◆ **Data for this exercise**
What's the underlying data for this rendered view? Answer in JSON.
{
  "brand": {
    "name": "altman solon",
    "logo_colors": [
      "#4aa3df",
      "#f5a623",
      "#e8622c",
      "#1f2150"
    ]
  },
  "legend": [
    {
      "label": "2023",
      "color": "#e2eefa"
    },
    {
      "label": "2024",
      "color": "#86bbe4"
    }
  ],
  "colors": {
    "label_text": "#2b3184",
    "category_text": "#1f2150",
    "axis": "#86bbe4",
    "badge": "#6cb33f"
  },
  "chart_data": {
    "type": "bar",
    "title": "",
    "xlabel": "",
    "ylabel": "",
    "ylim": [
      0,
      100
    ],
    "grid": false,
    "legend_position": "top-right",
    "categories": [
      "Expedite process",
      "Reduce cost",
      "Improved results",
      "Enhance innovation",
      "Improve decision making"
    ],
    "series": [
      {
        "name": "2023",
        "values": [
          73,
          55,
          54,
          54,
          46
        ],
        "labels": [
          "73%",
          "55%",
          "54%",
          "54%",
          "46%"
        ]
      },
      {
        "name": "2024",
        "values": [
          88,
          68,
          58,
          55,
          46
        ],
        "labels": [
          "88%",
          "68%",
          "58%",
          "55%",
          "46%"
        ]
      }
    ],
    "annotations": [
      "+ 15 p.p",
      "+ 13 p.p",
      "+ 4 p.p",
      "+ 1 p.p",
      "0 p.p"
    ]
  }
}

◆ **Do this**
Take the lines above and retype all of them exactly.

◆ **Solution to the exercise**
What's the underlying data for this rendered view? Answer in JSON.
{
  "brand": {
    "name": "altman solon",
    "logo_colors": [
      "#4aa3df",
      "#f5a623",
      "#e8622c",
      "#1f2150"
    ]
  },
  "legend": [
    {
      "label": "2023",
      "color": "#e2eefa"
    },
    {
      "label": "2024",
      "color": "#86bbe4"
    }
  ],
  "colors": {
    "label_text": "#2b3184",
    "category_text": "#1f2150",
    "axis": "#86bbe4",
    "badge": "#6cb33f"
  },
  "chart_data": {
    "type": "bar",
    "title": "",
    "xlabel": "",
    "ylabel": "",
    "ylim": [
      0,
      100
    ],
    "grid": false,
    "legend_position": "top-right",
    "categories": [
      "Expedite process",
      "Reduce cost",
      "Improved results",
      "Enhance innovation",
      "Improve decision making"
    ],
    "series": [
      {
        "name": "2023",
        "values": [
          73,
          55,
          54,
          54,
          46
        ],
        "labels": [
          "73%",
          "55%",
          "54%",
          "54%",
          "46%"
        ]
      },
      {
        "name": "2024",
        "values": [
          88,
          68,
          58,
          55,
          46
        ],
        "labels": [
          "88%",
          "68%",
          "58%",
          "55%",
          "46%"
        ]
      }
    ],
    "annotations": [
      "+ 15 p.p",
      "+ 13 p.p",
      "+ 4 p.p",
      "+ 1 p.p",
      "0 p.p"
    ]
  }
}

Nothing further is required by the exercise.